The request – Each record below should be repeated precisely as written.
START
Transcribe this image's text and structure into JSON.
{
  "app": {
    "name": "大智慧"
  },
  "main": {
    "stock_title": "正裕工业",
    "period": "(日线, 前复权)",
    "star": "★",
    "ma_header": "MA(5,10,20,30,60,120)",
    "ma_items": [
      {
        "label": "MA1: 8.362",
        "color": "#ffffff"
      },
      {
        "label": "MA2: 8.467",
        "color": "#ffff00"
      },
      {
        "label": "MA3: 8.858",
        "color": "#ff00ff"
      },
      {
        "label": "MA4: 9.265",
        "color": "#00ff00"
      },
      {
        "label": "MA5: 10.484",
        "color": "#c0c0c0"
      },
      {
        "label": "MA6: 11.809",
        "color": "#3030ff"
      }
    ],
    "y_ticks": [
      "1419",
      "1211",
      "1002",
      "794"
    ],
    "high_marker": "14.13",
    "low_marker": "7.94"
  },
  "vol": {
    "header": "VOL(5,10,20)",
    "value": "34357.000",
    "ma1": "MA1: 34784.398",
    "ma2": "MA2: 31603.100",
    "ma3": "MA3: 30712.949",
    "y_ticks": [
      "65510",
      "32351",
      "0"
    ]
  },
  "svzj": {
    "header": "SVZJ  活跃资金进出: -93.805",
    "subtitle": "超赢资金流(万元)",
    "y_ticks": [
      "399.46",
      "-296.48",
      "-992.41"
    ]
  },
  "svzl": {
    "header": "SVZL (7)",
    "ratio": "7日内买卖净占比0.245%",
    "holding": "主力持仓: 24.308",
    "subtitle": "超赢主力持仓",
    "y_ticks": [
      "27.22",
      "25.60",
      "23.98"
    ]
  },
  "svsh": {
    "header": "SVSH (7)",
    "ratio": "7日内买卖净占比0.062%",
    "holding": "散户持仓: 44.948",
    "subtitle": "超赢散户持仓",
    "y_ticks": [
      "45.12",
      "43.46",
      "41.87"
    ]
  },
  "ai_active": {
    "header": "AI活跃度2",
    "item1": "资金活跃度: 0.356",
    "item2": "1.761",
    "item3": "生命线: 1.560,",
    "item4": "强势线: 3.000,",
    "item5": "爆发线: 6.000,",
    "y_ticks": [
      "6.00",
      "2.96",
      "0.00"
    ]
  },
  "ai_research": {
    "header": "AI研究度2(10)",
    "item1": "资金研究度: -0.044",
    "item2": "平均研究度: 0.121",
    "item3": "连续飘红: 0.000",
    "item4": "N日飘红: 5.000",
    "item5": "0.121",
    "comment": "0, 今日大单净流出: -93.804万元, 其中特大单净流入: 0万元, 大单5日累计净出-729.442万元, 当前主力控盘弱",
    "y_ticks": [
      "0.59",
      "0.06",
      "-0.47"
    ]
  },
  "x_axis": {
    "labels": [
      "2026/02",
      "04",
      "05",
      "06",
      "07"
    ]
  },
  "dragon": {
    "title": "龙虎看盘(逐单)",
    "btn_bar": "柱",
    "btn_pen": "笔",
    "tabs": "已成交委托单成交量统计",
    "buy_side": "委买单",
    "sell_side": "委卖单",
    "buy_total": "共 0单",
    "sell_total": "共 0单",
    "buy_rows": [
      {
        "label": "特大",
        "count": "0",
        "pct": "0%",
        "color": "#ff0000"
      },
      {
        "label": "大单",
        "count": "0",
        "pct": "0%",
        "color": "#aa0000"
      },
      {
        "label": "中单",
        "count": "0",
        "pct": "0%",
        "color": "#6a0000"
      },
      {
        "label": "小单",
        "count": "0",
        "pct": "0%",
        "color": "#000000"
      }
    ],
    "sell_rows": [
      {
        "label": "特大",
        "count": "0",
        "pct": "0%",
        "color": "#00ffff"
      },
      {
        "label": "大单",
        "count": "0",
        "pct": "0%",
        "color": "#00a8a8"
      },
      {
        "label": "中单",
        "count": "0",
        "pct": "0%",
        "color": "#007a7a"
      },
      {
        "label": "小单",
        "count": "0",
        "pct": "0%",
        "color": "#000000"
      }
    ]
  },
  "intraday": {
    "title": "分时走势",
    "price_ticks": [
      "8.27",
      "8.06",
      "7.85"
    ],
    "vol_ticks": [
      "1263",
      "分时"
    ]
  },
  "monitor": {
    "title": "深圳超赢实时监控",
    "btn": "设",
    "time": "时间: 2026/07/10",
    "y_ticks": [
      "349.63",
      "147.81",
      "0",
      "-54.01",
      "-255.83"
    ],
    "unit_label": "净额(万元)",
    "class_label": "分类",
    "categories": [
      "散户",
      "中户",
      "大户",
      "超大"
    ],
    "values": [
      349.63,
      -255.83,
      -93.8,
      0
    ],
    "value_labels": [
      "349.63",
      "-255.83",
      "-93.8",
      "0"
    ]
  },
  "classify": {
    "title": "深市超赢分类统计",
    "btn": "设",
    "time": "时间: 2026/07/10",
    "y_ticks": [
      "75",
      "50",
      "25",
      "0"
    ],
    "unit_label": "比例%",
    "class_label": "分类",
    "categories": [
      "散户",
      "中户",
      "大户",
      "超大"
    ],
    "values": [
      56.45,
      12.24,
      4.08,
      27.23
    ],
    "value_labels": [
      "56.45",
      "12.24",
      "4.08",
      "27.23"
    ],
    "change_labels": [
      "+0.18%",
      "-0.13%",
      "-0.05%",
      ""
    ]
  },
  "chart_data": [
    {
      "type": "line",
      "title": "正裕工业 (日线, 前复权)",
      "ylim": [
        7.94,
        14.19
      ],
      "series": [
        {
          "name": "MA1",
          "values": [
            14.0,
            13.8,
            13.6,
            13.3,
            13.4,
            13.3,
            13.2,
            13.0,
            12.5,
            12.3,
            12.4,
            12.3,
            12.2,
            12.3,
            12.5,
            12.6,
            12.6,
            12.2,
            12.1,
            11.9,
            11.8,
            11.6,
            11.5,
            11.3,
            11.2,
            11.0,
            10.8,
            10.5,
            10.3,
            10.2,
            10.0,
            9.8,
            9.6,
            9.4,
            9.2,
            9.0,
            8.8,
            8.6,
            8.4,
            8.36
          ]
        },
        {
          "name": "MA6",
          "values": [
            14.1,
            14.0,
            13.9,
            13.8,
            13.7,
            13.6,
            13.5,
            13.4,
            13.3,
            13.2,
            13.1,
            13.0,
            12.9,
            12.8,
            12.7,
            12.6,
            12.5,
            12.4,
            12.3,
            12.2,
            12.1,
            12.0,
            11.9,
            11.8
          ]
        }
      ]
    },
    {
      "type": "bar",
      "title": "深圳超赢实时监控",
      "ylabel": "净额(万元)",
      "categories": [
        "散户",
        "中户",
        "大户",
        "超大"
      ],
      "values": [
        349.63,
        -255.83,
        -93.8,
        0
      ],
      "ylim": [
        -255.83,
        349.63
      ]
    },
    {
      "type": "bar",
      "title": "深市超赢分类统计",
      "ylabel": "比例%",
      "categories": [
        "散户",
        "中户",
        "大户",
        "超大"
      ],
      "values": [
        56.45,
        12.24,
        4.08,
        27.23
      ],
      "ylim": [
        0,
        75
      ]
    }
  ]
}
END
Written solution –
Transcribe this image's text and structure into JSON.
{
  "app": {
    "name": "大智慧"
  },
  "main": {
    "stock_title": "正裕工业",
    "period": "(日线, 前复权)",
    "star": "★",
    "ma_header": "MA(5,10,20,30,60,120)",
    "ma_items": [
      {
        "label": "MA1: 8.362",
        "color": "#ffffff"
      },
      {
        "label": "MA2: 8.467",
        "color": "#ffff00"
      },
      {
        "label": "MA3: 8.858",
        "color": "#ff00ff"
      },
      {
        "label": "MA4: 9.265",
        "color": "#00ff00"
      },
      {
        "label": "MA5: 10.484",
        "color": "#c0c0c0"
      },
      {
        "label": "MA6: 11.809",
        "color": "#3030ff"
      }
    ],
    "y_ticks": [
      "1419",
      "1211",
      "1002",
      "794"
    ],
    "high_marker": "14.13",
    "low_marker": "7.94"
  },
  "vol": {
    "header": "VOL(5,10,20)",
    "value": "34357.000",
    "ma1": "MA1: 34784.398",
    "ma2": "MA2: 31603.100",
    "ma3": "MA3: 30712.949",
    "y_ticks": [
      "65510",
      "32351",
      "0"
    ]
  },
  "svzj": {
    "header": "SVZJ  活跃资金进出: -93.805",
    "subtitle": "超赢资金流(万元)",
    "y_ticks": [
      "399.46",
      "-296.48",
      "-992.41"
    ]
  },
  "svzl": {
    "header": "SVZL (7)",
    "ratio": "7日内买卖净占比0.245%",
    "holding": "主力持仓: 24.308",
    "subtitle": "超赢主力持仓",
    "y_ticks": [
      "27.22",
      "25.60",
      "23.98"
    ]
  },
  "svsh": {
    "header": "SVSH (7)",
    "ratio": "7日内买卖净占比0.062%",
    "holding": "散户持仓: 44.948",
    "subtitle": "超赢散户持仓",
    "y_ticks": [
      "45.12",
      "43.46",
      "41.87"
    ]
  },
  "ai_active": {
    "header": "AI活跃度2",
    "item1": "资金活跃度: 0.356",
    "item2": "1.761",
    "item3": "生命线: 1.560,",
    "item4": "强势线: 3.000,",
    "item5": "爆发线: 6.000,",
    "y_ticks": [
      "6.00",
      "2.96",
      "0.00"
    ]
  },
  "ai_research": {
    "header": "AI研究度2(10)",
    "item1": "资金研究度: -0.044",
    "item2": "平均研究度: 0.121",
    "item3": "连续飘红: 0.000",
    "item4": "N日飘红: 5.000",
    "item5": "0.121",
    "comment": "0, 今日大单净流出: -93.804万元, 其中特大单净流入: 0万元, 大单5日累计净出-729.442万元, 当前主力控盘弱",
    "y_ticks": [
      "0.59",
      "0.06",
      "-0.47"
    ]
  },
  "x_axis": {
    "labels": [
      "2026/02",
      "04",
      "05",
      "06",
      "07"
    ]
  },
  "dragon": {
    "title": "龙虎看盘(逐单)",
    "btn_bar": "柱",
    "btn_pen": "笔",
    "tabs": "已成交委托单成交量统计",
    "buy_side": "委买单",
    "sell_side": "委卖单",
    "buy_total": "共 0单",
    "sell_total": "共 0单",
    "buy_rows": [
      {
        "label": "特大",
        "count": "0",
        "pct": "0%",
        "color": "#ff0000"
      },
      {
        "label": "大单",
        "count": "0",
        "pct": "0%",
        "color": "#aa0000"
      },
      {
        "label": "中单",
        "count": "0",
        "pct": "0%",
        "color": "#6a0000"
      },
      {
        "label": "小单",
        "count": "0",
        "pct": "0%",
        "color": "#000000"
      }
    ],
    "sell_rows": [
      {
        "label": "特大",
        "count": "0",
        "pct": "0%",
        "color": "#00ffff"
      },
      {
        "label": "大单",
        "count": "0",
        "pct": "0%",
        "color": "#00a8a8"
      },
      {
        "label": "中单",
        "count": "0",
        "pct": "0%",
        "color": "#007a7a"
      },
      {
        "label": "小单",
        "count": "0",
        "pct": "0%",
        "color": "#000000"
      }
    ]
  },
  "intraday": {
    "title": "分时走势",
    "price_ticks": [
      "8.27",
      "8.06",
      "7.85"
    ],
    "vol_ticks": [
      "1263",
      "分时"
    ]
  },
  "monitor": {
    "title": "深圳超赢实时监控",
    "btn": "设",
    "time": "时间: 2026/07/10",
    "y_ticks": [
      "349.63",
      "147.81",
      "0",
      "-54.01",
      "-255.83"
    ],
    "unit_label": "净额(万元)",
    "class_label": "分类",
    "categories": [
      "散户",
      "中户",
      "大户",
      "超大"
    ],
    "values": [
      349.63,
      -255.83,
      -93.8,
      0
    ],
    "value_labels": [
      "349.63",
      "-255.83",
      "-93.8",
      "0"
    ]
  },
  "classify": {
    "title": "深市超赢分类统计",
    "btn": "设",
    "time": "时间: 2026/07/10",
    "y_ticks": [
      "75",
      "50",
      "25",
      "0"
    ],
    "unit_label": "比例%",
    "class_label": "分类",
    "categories": [
      "散户",
      "中户",
      "大户",
      "超大"
    ],
    "values": [
      56.45,
      12.24,
      4.08,
      27.23
    ],
    "value_labels": [
      "56.45",
      "12.24",
      "4.08",
      "27.23"
    ],
    "change_labels": [
      "+0.18%",
      "-0.13%",
      "-0.05%",
      ""
    ]
  },
  "chart_data": [
    {
      "type": "line",
      "title": "正裕工业 (日线, 前复权)",
      "ylim": [
        7.94,
        14.19
      ],
      "series": [
        {
          "name": "MA1",
          "values": [
            14.0,
            13.8,
            13.6,
            13.3,
            13.4,
            13.3,
            13.2,
            13.0,
            12.5,
            12.3,
            12.4,
            12.3,
            12.2,
            12.3,
            12.5,
            12.6,
            12.6,
            12.2,
            12.1,
            11.9,
            11.8,
            11.6,
            11.5,
            11.3,
            11.2,
            11.0,
            10.8,
            10.5,
            10.3,
            10.2,
            10.0,
            9.8,
            9.6,
            9.4,
            9.2,
            9.0,
            8.8,
            8.6,
            8.4,
            8.36
          ]
        },
        {
          "name": "MA6",
          "values": [
            14.1,
            14.0,
            13.9,
            13.8,
            13.7,
            13.6,
            13.5,
            13.4,
            13.3,
            13.2,
            13.1,
            13.0,
            12.9,
            12.8,
            12.7,
            12.6,
            12.5,
            12.4,
            12.3,
            12.2,
            12.1,
            12.0,
            11.9,
            11.8
          ]
        }
      ]
    },
    {
      "type": "bar",
      "title": "深圳超赢实时监控",
      "ylabel": "净额(万元)",
      "categories": [
        "散户",
        "中户",
        "大户",
        "超大"
      ],
      "values": [
        349.63,
        -255.83,
        -93.8,
        0
      ],
      "ylim": [
        -255.83,
        349.63
      ]
    },
    {
      "type": "bar",
      "title": "深市超赢分类统计",
      "ylabel": "比例%",
      "categories": [
        "散户",
        "中户",
        "大户",
        "超大"
      ],
      "values": [
        56.45,
        12.24,
        4.08,
        27.23
      ],
      "ylim": [
        0,
        75
      ]
    }
  ]
}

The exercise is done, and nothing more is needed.